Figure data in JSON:
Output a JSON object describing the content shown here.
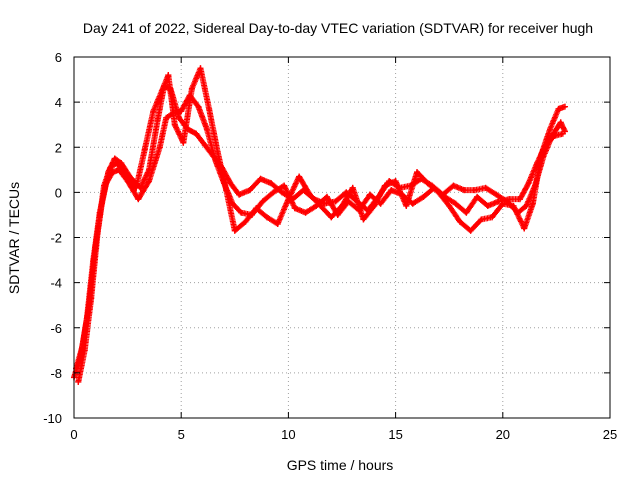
{
  "chart_data": {
    "type": "scatter",
    "title": "Day 241 of 2022, Sidereal Day-to-day VTEC variation (SDTVAR) for receiver hugh",
    "xlabel": "GPS time / hours",
    "ylabel": "SDTVAR / TECUs",
    "xlim": [
      0,
      25
    ],
    "ylim": [
      -10,
      6
    ],
    "xticks": [
      0,
      5,
      10,
      15,
      20,
      25
    ],
    "yticks": [
      -10,
      -8,
      -6,
      -4,
      -2,
      0,
      2,
      4,
      6
    ],
    "grid": true,
    "marker": "+",
    "series_color": "#ff0000",
    "series": [
      {
        "name": "trace-1",
        "x": [
          0.0,
          0.3,
          0.6,
          0.9,
          1.2,
          1.5,
          1.8,
          2.1,
          2.5,
          3.0,
          3.5,
          4.0,
          4.3,
          4.6,
          5.0,
          5.4,
          5.8,
          6.2,
          6.6,
          7.0,
          7.4,
          7.8,
          8.3,
          8.8,
          9.3,
          9.8,
          10.3,
          10.8,
          11.3,
          11.8,
          12.3,
          12.8,
          13.3,
          13.8,
          14.3,
          14.8,
          15.3,
          15.8,
          16.3,
          16.8,
          17.3,
          17.8,
          18.3,
          18.8,
          19.3,
          19.8,
          20.3,
          20.8,
          21.2,
          21.6,
          22.0,
          22.4,
          22.8
        ],
        "y": [
          -8.2,
          -7.3,
          -5.6,
          -3.0,
          -0.9,
          0.4,
          0.9,
          1.0,
          0.5,
          -0.3,
          0.5,
          2.0,
          3.3,
          3.5,
          3.6,
          4.3,
          3.8,
          2.8,
          1.4,
          0.4,
          -0.5,
          -0.9,
          -1.0,
          -0.4,
          0.0,
          0.3,
          -0.7,
          -0.9,
          -0.6,
          -0.2,
          -1.0,
          -0.4,
          -0.8,
          -0.1,
          -0.5,
          0.1,
          -0.1,
          -0.5,
          -0.2,
          0.2,
          -0.2,
          -0.5,
          -0.9,
          -0.2,
          -0.6,
          -0.4,
          -0.3,
          -0.3,
          0.4,
          1.3,
          2.1,
          2.5,
          2.6
        ]
      },
      {
        "name": "trace-2",
        "x": [
          0.1,
          0.4,
          0.7,
          1.0,
          1.3,
          1.6,
          1.9,
          2.2,
          2.6,
          3.1,
          3.5,
          3.9,
          4.2,
          4.5,
          4.9,
          5.3,
          5.7,
          6.1,
          6.5,
          6.9,
          7.3,
          7.7,
          8.2,
          8.7,
          9.2,
          9.7,
          10.2,
          10.7,
          11.2,
          11.7,
          12.2,
          12.7,
          13.2,
          13.7,
          14.2,
          14.7,
          15.2,
          15.7,
          16.2,
          16.7,
          17.2,
          17.7,
          18.2,
          18.7,
          19.2,
          19.7,
          20.2,
          20.7,
          21.1,
          21.5,
          21.9,
          22.3,
          22.7,
          22.9
        ],
        "y": [
          -7.8,
          -6.8,
          -5.0,
          -2.4,
          -0.5,
          0.9,
          1.5,
          1.3,
          0.7,
          0.2,
          1.0,
          3.2,
          4.7,
          4.6,
          3.3,
          2.8,
          2.6,
          2.1,
          1.6,
          1.1,
          0.4,
          -0.1,
          0.1,
          0.6,
          0.4,
          0.0,
          -0.3,
          0.1,
          -0.3,
          -0.5,
          -0.4,
          0.0,
          -0.4,
          -0.8,
          -0.2,
          0.5,
          0.2,
          0.3,
          0.6,
          0.3,
          -0.1,
          0.3,
          0.1,
          0.1,
          0.2,
          -0.1,
          -0.4,
          -0.9,
          -0.6,
          0.3,
          1.6,
          2.5,
          3.1,
          2.7
        ]
      },
      {
        "name": "trace-3",
        "x": [
          0.2,
          0.5,
          0.8,
          1.1,
          1.4,
          1.7,
          2.0,
          2.4,
          2.9,
          3.3,
          3.7,
          4.1,
          4.4,
          4.7,
          5.1,
          5.5,
          5.9,
          6.3,
          6.7,
          7.1,
          7.5,
          8.0,
          8.5,
          9.0,
          9.5,
          10.0,
          10.5,
          11.0,
          11.5,
          12.0,
          12.5,
          13.0,
          13.5,
          14.0,
          14.5,
          15.0,
          15.5,
          16.0,
          16.5,
          17.0,
          17.5,
          18.0,
          18.5,
          19.0,
          19.5,
          20.0,
          20.5,
          21.0,
          21.4,
          21.8,
          22.2,
          22.6,
          22.9
        ],
        "y": [
          -8.4,
          -7.0,
          -4.7,
          -1.8,
          0.3,
          1.1,
          1.3,
          0.8,
          0.2,
          1.9,
          3.6,
          4.5,
          5.2,
          3.0,
          2.2,
          4.6,
          5.5,
          3.7,
          1.8,
          0.1,
          -1.7,
          -1.3,
          -0.7,
          -1.1,
          -1.4,
          -0.3,
          0.7,
          -0.1,
          -0.6,
          -1.1,
          -0.6,
          0.2,
          -1.2,
          -0.6,
          0.3,
          0.5,
          -0.6,
          0.9,
          0.4,
          0.0,
          -0.6,
          -1.3,
          -1.7,
          -1.2,
          -1.1,
          -0.5,
          -0.6,
          -1.6,
          -0.5,
          1.7,
          2.8,
          3.7,
          3.8
        ]
      }
    ]
  }
}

Exercise details:
Repeat everything in the records precisely. Images are excluded from the copy.

Complete answer:
Output a JSON object describing the content shown here.
{
  "chart_data": {
    "type": "scatter",
    "title": "Day 241 of 2022, Sidereal Day-to-day VTEC variation (SDTVAR) for receiver hugh",
    "xlabel": "GPS time / hours",
    "ylabel": "SDTVAR / TECUs",
    "xlim": [
      0,
      25
    ],
    "ylim": [
      -10,
      6
    ],
    "xticks": [
      0,
      5,
      10,
      15,
      20,
      25
    ],
    "yticks": [
      -10,
      -8,
      -6,
      -4,
      -2,
      0,
      2,
      4,
      6
    ],
    "grid": true,
    "marker": "+",
    "series_color": "#ff0000",
    "series": [
      {
        "name": "trace-1",
        "x": [
          0.0,
          0.3,
          0.6,
          0.9,
          1.2,
          1.5,
          1.8,
          2.1,
          2.5,
          3.0,
          3.5,
          4.0,
          4.3,
          4.6,
          5.0,
          5.4,
          5.8,
          6.2,
          6.6,
          7.0,
          7.4,
          7.8,
          8.3,
          8.8,
          9.3,
          9.8,
          10.3,
          10.8,
          11.3,
          11.8,
          12.3,
          12.8,
          13.3,
          13.8,
          14.3,
          14.8,
          15.3,
          15.8,
          16.3,
          16.8,
          17.3,
          17.8,
          18.3,
          18.8,
          19.3,
          19.8,
          20.3,
          20.8,
          21.2,
          21.6,
          22.0,
          22.4,
          22.8
        ],
        "y": [
          -8.2,
          -7.3,
          -5.6,
          -3.0,
          -0.9,
          0.4,
          0.9,
          1.0,
          0.5,
          -0.3,
          0.5,
          2.0,
          3.3,
          3.5,
          3.6,
          4.3,
          3.8,
          2.8,
          1.4,
          0.4,
          -0.5,
          -0.9,
          -1.0,
          -0.4,
          0.0,
          0.3,
          -0.7,
          -0.9,
          -0.6,
          -0.2,
          -1.0,
          -0.4,
          -0.8,
          -0.1,
          -0.5,
          0.1,
          -0.1,
          -0.5,
          -0.2,
          0.2,
          -0.2,
          -0.5,
          -0.9,
          -0.2,
          -0.6,
          -0.4,
          -0.3,
          -0.3,
          0.4,
          1.3,
          2.1,
          2.5,
          2.6
        ]
      },
      {
        "name": "trace-2",
        "x": [
          0.1,
          0.4,
          0.7,
          1.0,
          1.3,
          1.6,
          1.9,
          2.2,
          2.6,
          3.1,
          3.5,
          3.9,
          4.2,
          4.5,
          4.9,
          5.3,
          5.7,
          6.1,
          6.5,
          6.9,
          7.3,
          7.7,
          8.2,
          8.7,
          9.2,
          9.7,
          10.2,
          10.7,
          11.2,
          11.7,
          12.2,
          12.7,
          13.2,
          13.7,
          14.2,
          14.7,
          15.2,
          15.7,
          16.2,
          16.7,
          17.2,
          17.7,
          18.2,
          18.7,
          19.2,
          19.7,
          20.2,
          20.7,
          21.1,
          21.5,
          21.9,
          22.3,
          22.7,
          22.9
        ],
        "y": [
          -7.8,
          -6.8,
          -5.0,
          -2.4,
          -0.5,
          0.9,
          1.5,
          1.3,
          0.7,
          0.2,
          1.0,
          3.2,
          4.7,
          4.6,
          3.3,
          2.8,
          2.6,
          2.1,
          1.6,
          1.1,
          0.4,
          -0.1,
          0.1,
          0.6,
          0.4,
          0.0,
          -0.3,
          0.1,
          -0.3,
          -0.5,
          -0.4,
          0.0,
          -0.4,
          -0.8,
          -0.2,
          0.5,
          0.2,
          0.3,
          0.6,
          0.3,
          -0.1,
          0.3,
          0.1,
          0.1,
          0.2,
          -0.1,
          -0.4,
          -0.9,
          -0.6,
          0.3,
          1.6,
          2.5,
          3.1,
          2.7
        ]
      },
      {
        "name": "trace-3",
        "x": [
          0.2,
          0.5,
          0.8,
          1.1,
          1.4,
          1.7,
          2.0,
          2.4,
          2.9,
          3.3,
          3.7,
          4.1,
          4.4,
          4.7,
          5.1,
          5.5,
          5.9,
          6.3,
          6.7,
          7.1,
          7.5,
          8.0,
          8.5,
          9.0,
          9.5,
          10.0,
          10.5,
          11.0,
          11.5,
          12.0,
          12.5,
          13.0,
          13.5,
          14.0,
          14.5,
          15.0,
          15.5,
          16.0,
          16.5,
          17.0,
          17.5,
          18.0,
          18.5,
          19.0,
          19.5,
          20.0,
          20.5,
          21.0,
          21.4,
          21.8,
          22.2,
          22.6,
          22.9
        ],
        "y": [
          -8.4,
          -7.0,
          -4.7,
          -1.8,
          0.3,
          1.1,
          1.3,
          0.8,
          0.2,
          1.9,
          3.6,
          4.5,
          5.2,
          3.0,
          2.2,
          4.6,
          5.5,
          3.7,
          1.8,
          0.1,
          -1.7,
          -1.3,
          -0.7,
          -1.1,
          -1.4,
          -0.3,
          0.7,
          -0.1,
          -0.6,
          -1.1,
          -0.6,
          0.2,
          -1.2,
          -0.6,
          0.3,
          0.5,
          -0.6,
          0.9,
          0.4,
          0.0,
          -0.6,
          -1.3,
          -1.7,
          -1.2,
          -1.1,
          -0.5,
          -0.6,
          -1.6,
          -0.5,
          1.7,
          2.8,
          3.7,
          3.8
        ]
      }
    ]
  }
}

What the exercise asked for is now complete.